◆ What you need to do: Copy out the material line for line with no changes, starting with its first line and going on through the line containing "690, 963, 858]", both included.
*-*-*
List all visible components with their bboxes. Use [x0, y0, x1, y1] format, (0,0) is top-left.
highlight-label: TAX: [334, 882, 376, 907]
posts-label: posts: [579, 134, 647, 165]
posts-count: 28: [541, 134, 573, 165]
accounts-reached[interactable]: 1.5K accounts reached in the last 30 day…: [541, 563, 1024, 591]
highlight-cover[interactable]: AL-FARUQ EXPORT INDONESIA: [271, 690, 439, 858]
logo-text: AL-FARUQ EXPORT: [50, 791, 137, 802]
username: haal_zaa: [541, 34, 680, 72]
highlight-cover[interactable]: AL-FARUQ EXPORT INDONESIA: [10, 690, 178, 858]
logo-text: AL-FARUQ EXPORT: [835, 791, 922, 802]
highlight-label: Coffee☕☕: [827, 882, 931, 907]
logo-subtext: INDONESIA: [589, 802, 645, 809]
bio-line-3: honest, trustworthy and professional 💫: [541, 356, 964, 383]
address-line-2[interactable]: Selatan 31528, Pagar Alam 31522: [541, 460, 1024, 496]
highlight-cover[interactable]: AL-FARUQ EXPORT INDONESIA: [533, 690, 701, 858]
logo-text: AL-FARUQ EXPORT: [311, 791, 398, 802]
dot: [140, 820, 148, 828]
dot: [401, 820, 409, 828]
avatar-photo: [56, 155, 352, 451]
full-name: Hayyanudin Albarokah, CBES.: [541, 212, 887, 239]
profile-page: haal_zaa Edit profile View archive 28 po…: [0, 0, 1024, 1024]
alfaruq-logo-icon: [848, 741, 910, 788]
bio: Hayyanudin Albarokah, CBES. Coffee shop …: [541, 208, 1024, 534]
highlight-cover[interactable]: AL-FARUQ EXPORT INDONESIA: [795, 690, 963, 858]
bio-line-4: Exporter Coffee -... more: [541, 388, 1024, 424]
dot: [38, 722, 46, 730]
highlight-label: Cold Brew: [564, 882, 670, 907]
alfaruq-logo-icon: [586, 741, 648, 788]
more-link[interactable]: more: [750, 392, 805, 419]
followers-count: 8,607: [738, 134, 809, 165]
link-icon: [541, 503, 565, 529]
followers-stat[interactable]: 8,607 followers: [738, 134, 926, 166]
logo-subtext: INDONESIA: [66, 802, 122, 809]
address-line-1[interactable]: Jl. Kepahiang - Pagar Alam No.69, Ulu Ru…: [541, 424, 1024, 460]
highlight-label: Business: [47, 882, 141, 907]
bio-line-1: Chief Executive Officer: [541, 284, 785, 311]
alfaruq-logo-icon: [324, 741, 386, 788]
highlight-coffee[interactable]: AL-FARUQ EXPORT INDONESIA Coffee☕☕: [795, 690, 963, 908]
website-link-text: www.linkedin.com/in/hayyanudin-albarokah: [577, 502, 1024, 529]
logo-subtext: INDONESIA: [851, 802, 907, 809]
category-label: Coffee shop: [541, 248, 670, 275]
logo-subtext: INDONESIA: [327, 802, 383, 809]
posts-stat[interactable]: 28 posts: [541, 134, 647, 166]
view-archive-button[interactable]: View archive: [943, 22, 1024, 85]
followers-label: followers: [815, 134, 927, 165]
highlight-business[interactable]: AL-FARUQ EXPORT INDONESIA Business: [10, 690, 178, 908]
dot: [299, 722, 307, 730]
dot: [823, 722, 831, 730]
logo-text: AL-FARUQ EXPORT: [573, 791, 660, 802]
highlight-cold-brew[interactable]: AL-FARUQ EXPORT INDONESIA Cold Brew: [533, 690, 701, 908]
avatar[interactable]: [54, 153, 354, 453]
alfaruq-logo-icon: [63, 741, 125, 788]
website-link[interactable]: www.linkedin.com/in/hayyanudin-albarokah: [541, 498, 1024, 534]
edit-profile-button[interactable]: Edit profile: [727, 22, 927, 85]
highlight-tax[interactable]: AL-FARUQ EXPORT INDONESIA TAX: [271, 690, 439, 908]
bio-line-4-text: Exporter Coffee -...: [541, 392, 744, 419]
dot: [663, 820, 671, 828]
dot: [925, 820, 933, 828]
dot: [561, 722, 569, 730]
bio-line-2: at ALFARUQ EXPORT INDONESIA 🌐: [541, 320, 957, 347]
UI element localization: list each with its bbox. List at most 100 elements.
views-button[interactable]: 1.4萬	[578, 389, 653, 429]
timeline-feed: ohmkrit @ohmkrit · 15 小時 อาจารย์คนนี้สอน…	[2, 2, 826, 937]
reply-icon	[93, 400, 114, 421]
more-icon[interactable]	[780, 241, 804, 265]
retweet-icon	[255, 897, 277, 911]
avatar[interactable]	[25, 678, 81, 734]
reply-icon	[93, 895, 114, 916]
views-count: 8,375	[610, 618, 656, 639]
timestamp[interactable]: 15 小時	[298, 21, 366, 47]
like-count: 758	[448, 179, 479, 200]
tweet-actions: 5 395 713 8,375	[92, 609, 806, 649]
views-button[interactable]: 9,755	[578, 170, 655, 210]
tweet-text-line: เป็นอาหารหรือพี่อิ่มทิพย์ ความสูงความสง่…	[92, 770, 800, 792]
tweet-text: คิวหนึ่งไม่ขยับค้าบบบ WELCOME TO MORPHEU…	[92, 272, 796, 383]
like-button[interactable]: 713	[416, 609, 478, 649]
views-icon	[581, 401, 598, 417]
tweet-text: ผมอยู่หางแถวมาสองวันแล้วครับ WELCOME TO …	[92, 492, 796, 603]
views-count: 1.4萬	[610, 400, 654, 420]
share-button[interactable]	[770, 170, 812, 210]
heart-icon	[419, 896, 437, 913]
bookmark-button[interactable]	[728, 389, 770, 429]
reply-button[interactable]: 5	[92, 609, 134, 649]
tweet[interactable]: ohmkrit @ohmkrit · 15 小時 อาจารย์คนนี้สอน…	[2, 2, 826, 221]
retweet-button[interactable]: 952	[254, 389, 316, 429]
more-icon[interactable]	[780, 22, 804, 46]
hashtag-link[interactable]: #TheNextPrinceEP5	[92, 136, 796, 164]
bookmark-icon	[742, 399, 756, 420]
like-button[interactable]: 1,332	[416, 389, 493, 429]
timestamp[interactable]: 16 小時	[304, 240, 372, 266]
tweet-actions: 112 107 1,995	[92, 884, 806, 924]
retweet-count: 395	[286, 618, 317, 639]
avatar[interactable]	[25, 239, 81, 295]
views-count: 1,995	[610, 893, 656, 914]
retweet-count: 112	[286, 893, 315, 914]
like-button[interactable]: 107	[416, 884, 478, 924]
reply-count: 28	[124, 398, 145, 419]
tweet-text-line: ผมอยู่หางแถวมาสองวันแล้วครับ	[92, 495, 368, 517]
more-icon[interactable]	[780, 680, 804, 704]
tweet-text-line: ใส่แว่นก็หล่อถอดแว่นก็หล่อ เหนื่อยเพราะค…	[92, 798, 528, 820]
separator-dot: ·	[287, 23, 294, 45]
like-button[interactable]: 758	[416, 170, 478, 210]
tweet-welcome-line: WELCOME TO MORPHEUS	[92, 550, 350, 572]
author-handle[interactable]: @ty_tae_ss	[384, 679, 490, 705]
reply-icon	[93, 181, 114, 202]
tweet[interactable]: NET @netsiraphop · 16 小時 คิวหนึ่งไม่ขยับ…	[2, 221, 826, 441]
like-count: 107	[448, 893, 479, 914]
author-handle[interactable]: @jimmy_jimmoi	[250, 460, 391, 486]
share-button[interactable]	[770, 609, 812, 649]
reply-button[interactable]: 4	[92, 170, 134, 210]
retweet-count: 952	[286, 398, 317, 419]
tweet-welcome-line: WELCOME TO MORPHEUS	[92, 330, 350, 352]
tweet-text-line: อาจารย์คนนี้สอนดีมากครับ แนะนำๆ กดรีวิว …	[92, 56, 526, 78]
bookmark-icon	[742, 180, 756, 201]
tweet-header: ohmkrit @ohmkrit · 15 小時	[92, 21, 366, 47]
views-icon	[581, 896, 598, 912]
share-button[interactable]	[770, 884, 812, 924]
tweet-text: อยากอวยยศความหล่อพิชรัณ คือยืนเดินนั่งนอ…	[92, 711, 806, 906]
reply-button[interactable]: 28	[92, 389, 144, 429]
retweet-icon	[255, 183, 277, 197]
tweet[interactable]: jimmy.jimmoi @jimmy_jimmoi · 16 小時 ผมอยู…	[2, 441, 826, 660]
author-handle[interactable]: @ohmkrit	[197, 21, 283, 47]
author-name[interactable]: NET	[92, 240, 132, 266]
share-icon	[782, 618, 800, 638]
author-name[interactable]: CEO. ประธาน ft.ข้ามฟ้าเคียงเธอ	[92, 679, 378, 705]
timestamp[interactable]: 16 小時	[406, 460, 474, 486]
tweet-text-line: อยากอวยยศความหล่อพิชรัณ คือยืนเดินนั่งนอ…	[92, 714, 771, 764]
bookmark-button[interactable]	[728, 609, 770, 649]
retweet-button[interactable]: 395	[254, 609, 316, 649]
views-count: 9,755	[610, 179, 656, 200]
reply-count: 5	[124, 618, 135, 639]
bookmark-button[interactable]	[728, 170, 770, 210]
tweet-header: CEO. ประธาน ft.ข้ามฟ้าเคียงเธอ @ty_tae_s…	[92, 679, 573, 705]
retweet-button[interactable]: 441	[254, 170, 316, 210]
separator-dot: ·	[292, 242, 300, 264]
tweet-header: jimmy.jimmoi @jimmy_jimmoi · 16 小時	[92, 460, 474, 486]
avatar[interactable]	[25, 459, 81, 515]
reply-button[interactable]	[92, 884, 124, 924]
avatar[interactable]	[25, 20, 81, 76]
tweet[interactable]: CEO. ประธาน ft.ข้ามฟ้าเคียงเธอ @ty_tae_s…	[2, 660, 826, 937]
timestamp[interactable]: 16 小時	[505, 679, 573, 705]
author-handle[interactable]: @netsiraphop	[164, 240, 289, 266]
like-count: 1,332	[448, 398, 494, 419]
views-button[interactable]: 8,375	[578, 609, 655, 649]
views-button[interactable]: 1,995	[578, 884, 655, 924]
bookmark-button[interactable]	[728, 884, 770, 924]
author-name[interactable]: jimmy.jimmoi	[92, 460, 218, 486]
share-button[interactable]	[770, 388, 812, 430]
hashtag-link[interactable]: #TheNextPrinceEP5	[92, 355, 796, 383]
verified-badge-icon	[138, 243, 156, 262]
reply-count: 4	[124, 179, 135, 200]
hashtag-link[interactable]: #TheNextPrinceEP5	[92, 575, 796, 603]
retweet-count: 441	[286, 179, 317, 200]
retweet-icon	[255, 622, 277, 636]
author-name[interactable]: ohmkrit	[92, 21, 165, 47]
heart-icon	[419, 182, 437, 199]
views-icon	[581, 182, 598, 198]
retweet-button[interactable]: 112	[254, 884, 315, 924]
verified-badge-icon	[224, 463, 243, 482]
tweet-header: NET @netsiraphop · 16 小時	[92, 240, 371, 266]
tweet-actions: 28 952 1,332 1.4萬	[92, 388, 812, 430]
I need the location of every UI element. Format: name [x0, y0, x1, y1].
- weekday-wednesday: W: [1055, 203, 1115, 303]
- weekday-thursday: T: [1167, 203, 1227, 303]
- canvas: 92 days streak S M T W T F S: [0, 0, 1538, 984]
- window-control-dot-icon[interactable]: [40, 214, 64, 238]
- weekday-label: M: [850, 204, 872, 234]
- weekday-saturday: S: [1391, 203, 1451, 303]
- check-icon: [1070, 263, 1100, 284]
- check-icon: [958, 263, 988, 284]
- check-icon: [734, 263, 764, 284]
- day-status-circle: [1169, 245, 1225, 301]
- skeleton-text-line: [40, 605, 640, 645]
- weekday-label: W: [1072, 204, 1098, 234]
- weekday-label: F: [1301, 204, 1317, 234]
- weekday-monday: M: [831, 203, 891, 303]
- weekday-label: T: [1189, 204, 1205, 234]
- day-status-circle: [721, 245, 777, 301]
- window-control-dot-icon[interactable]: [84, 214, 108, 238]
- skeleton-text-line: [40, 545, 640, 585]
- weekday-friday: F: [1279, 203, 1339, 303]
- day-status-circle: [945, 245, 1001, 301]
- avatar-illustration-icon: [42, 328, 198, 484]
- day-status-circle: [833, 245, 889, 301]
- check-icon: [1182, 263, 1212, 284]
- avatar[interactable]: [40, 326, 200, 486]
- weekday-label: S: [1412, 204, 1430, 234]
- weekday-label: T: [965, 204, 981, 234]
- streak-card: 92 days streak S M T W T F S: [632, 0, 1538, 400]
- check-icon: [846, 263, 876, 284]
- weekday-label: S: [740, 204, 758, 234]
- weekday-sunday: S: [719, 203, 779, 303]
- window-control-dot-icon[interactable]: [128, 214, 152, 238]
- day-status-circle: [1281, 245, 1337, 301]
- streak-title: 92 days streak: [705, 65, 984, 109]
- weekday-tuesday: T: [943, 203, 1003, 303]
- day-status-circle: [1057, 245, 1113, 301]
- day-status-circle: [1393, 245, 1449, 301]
*-*-*
◆ Full response:
List all visible components with their bboxes. Use [x0, y0, x1, y1] format, (0,0) is top-left.
highlight-label: TAX: [334, 882, 376, 907]
posts-label: posts: [579, 134, 647, 165]
posts-count: 28: [541, 134, 573, 165]
accounts-reached[interactable]: 1.5K accounts reached in the last 30 day…: [541, 563, 1024, 591]
highlight-cover[interactable]: AL-FARUQ EXPORT INDONESIA: [271, 690, 439, 858]
logo-text: AL-FARUQ EXPORT: [50, 791, 137, 802]
username: haal_zaa: [541, 34, 680, 72]
highlight-cover[interactable]: AL-FARUQ EXPORT INDONESIA: [10, 690, 178, 858]
logo-text: AL-FARUQ EXPORT: [835, 791, 922, 802]
highlight-label: Coffee☕☕: [827, 882, 931, 907]
logo-subtext: INDONESIA: [589, 802, 645, 809]
bio-line-3: honest, trustworthy and professional 💫: [541, 356, 964, 383]
address-line-2[interactable]: Selatan 31528, Pagar Alam 31522: [541, 460, 1024, 496]
highlight-cover[interactable]: AL-FARUQ EXPORT INDONESIA: [533, 690, 701, 858]
logo-text: AL-FARUQ EXPORT: [311, 791, 398, 802]
dot: [140, 820, 148, 828]
dot: [401, 820, 409, 828]
avatar-photo: [56, 155, 352, 451]
full-name: Hayyanudin Albarokah, CBES.: [541, 212, 887, 239]
profile-page: haal_zaa Edit profile View archive 28 po…: [0, 0, 1024, 1024]
alfaruq-logo-icon: [848, 741, 910, 788]
bio: Hayyanudin Albarokah, CBES. Coffee shop …: [541, 208, 1024, 534]
highlight-cover[interactable]: AL-FARUQ EXPORT INDONESIA: [795, 690, 963, 858]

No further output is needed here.